● **WHAT IS BEING ASKED**:
In the data below, which lines contain "that"? List them by copying each one.

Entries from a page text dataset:

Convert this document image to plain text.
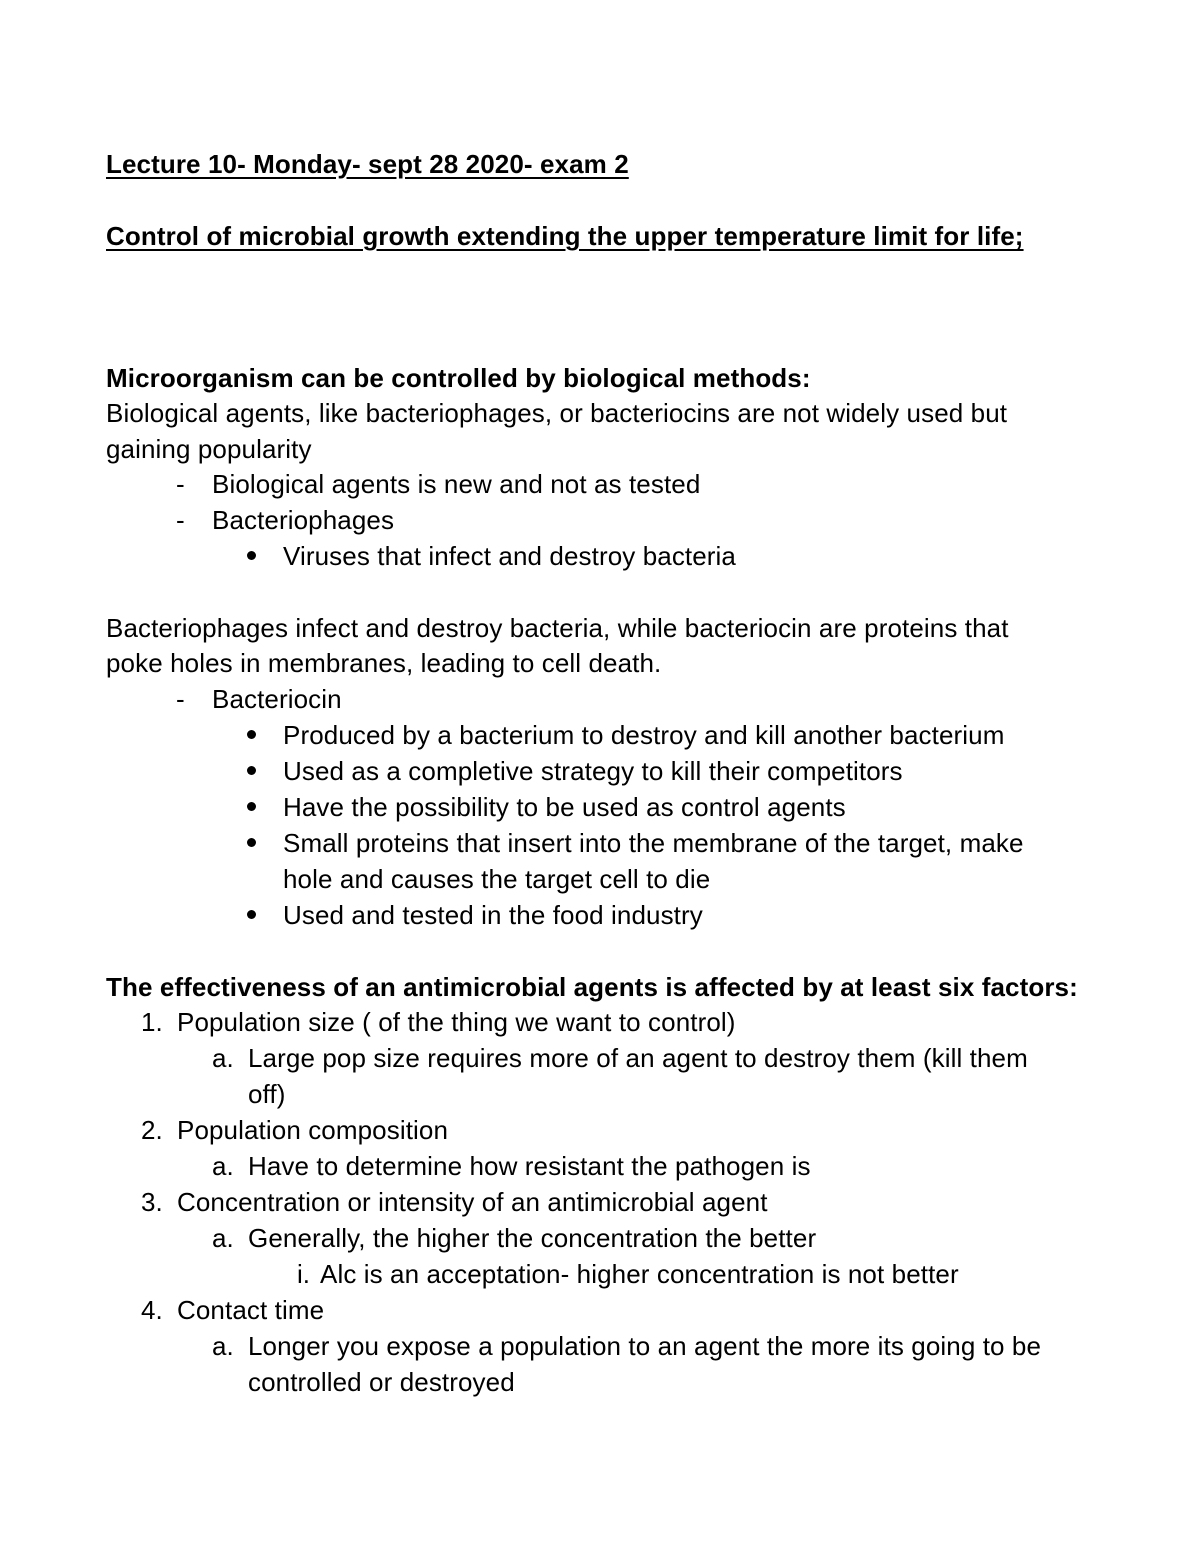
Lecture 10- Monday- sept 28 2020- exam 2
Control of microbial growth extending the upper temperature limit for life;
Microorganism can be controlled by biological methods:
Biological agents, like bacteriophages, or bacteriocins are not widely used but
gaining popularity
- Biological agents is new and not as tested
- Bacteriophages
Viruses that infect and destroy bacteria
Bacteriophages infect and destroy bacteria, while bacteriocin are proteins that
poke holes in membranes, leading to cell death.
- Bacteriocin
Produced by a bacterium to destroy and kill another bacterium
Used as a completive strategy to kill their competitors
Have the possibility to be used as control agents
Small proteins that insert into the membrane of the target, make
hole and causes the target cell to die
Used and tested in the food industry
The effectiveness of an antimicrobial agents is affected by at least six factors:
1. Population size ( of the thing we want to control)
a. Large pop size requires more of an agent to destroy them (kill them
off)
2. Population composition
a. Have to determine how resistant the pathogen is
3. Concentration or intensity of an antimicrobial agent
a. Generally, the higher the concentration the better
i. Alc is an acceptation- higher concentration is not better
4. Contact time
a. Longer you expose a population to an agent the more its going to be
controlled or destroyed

● **ANSWER BOX**:
Viruses that infect and destroy bacteria
Bacteriophages infect and destroy bacteria, while bacteriocin are proteins that
Small proteins that insert into the membrane of the target, make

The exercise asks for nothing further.